— Start of Items —

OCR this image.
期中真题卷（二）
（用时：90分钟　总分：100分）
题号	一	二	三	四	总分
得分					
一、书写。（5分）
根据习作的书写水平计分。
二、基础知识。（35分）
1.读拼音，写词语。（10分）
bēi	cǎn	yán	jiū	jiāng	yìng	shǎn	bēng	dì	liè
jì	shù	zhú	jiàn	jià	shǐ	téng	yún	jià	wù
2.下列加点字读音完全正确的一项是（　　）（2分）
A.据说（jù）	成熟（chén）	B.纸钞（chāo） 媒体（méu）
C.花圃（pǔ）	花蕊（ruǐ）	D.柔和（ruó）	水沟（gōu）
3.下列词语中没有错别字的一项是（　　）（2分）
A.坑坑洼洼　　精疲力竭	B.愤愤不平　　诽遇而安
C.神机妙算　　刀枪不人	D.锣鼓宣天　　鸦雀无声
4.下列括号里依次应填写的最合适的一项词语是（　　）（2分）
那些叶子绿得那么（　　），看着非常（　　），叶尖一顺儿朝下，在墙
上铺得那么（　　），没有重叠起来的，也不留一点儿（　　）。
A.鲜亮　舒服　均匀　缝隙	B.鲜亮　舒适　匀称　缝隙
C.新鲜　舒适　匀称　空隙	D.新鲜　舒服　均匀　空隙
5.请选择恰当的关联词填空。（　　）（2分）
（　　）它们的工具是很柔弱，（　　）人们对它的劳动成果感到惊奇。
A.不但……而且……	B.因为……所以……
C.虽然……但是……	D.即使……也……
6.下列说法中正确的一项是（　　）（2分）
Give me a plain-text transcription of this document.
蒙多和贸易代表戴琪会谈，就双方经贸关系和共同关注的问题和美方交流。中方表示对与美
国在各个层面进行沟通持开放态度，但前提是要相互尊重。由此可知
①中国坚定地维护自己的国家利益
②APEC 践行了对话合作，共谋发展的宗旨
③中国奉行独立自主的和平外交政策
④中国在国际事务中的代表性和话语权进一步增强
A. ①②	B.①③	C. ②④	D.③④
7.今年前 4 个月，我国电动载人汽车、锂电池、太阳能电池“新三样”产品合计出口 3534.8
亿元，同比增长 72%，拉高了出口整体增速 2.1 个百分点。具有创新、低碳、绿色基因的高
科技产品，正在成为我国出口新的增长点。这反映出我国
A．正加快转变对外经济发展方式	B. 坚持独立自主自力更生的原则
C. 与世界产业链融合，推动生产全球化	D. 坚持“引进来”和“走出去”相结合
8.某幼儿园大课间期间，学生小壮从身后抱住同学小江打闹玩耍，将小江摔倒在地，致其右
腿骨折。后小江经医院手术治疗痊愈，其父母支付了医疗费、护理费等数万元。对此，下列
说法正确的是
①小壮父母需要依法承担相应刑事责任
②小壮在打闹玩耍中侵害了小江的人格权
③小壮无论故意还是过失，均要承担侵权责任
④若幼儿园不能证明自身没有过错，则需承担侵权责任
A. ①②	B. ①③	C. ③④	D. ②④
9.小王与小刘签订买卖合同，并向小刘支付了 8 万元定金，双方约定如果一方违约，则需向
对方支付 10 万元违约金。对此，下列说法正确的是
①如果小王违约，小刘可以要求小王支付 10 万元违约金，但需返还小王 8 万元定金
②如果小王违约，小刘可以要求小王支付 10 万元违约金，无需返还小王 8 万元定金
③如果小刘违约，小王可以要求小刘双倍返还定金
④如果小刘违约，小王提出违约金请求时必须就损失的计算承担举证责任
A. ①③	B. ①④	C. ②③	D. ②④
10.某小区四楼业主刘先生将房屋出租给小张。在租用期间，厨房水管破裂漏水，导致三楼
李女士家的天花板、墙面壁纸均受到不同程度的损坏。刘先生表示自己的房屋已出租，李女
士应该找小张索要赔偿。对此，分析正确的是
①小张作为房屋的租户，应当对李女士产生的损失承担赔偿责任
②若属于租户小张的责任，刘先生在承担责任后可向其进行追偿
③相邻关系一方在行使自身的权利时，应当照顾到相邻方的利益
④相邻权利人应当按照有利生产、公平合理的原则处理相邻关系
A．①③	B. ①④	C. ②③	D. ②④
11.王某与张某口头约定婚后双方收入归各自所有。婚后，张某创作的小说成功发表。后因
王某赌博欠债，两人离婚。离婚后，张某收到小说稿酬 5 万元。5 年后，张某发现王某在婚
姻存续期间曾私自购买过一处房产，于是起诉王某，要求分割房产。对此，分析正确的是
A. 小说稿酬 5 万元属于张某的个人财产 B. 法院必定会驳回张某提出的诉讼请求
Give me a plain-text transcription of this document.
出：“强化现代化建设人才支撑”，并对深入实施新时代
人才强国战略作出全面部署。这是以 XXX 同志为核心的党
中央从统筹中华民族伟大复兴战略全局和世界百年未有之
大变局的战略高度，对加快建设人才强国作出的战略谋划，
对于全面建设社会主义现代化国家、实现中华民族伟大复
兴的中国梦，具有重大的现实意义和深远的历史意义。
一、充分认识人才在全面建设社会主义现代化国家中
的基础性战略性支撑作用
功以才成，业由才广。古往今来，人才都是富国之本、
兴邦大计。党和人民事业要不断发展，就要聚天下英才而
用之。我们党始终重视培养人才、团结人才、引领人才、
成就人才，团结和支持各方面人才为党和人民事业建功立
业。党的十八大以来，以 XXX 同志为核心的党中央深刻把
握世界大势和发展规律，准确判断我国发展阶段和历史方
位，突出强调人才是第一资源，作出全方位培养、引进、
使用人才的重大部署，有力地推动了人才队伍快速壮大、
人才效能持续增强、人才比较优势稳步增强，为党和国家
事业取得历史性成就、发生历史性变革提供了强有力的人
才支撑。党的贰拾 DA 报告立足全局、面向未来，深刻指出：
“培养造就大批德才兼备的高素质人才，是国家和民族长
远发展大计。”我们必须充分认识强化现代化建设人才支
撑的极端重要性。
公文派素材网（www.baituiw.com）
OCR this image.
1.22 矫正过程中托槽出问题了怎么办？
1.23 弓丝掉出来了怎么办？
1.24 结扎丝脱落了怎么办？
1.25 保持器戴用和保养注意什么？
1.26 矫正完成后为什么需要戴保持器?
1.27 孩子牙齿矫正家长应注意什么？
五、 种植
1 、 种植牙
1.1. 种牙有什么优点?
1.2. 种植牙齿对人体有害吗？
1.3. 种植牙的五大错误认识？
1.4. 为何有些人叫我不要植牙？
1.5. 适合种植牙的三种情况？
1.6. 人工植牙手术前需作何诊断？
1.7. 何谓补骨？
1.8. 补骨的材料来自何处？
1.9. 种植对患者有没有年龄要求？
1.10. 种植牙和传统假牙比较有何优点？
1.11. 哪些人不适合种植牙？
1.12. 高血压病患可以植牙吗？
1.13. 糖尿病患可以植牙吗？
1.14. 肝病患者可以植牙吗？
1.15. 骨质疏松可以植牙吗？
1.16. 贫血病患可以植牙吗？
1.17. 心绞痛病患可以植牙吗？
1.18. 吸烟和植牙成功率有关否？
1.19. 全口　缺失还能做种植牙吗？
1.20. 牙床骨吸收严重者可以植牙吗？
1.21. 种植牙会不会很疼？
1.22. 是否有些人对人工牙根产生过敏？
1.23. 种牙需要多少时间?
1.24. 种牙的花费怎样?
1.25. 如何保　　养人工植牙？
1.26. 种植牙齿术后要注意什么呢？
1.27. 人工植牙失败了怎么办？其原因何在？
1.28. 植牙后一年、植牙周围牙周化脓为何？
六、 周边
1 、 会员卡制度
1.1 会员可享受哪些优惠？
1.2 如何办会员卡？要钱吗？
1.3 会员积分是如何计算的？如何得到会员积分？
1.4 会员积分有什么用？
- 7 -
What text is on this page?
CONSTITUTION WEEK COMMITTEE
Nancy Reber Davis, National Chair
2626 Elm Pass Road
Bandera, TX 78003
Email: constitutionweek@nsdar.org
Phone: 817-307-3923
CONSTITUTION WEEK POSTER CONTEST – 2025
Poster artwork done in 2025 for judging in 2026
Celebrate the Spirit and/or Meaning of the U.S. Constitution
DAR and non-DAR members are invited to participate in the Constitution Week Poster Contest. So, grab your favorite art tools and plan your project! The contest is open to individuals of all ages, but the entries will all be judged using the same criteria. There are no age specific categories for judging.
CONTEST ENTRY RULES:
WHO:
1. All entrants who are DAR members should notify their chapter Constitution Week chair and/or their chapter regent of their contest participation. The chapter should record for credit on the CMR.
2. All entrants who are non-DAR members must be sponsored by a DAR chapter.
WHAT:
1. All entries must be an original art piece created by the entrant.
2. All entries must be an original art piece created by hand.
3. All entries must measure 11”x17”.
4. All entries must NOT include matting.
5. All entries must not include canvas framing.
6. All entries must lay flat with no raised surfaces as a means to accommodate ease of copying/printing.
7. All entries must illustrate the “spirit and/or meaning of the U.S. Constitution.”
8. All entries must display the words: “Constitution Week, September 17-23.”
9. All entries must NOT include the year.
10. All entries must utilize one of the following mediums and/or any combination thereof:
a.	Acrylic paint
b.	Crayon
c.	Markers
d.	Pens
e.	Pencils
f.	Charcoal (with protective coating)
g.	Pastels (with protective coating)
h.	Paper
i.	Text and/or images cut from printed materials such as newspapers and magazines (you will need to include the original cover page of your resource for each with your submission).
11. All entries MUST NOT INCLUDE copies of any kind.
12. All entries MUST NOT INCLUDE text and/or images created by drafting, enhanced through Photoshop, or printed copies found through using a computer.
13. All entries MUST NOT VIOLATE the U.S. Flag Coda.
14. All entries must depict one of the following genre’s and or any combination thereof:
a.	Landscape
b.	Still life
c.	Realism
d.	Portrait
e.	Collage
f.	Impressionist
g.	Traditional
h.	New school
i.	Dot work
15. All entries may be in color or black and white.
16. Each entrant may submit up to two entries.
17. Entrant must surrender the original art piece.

— End of Items —

Written exercise →
In the records above, find each line holding "copies" and copy it.

Solution for this task →
11. All entries MUST NOT INCLUDE copies of any kind.
12. All entries MUST NOT INCLUDE text and/or images created by drafting, enhanced through Photoshop, or printed copies found through using a computer.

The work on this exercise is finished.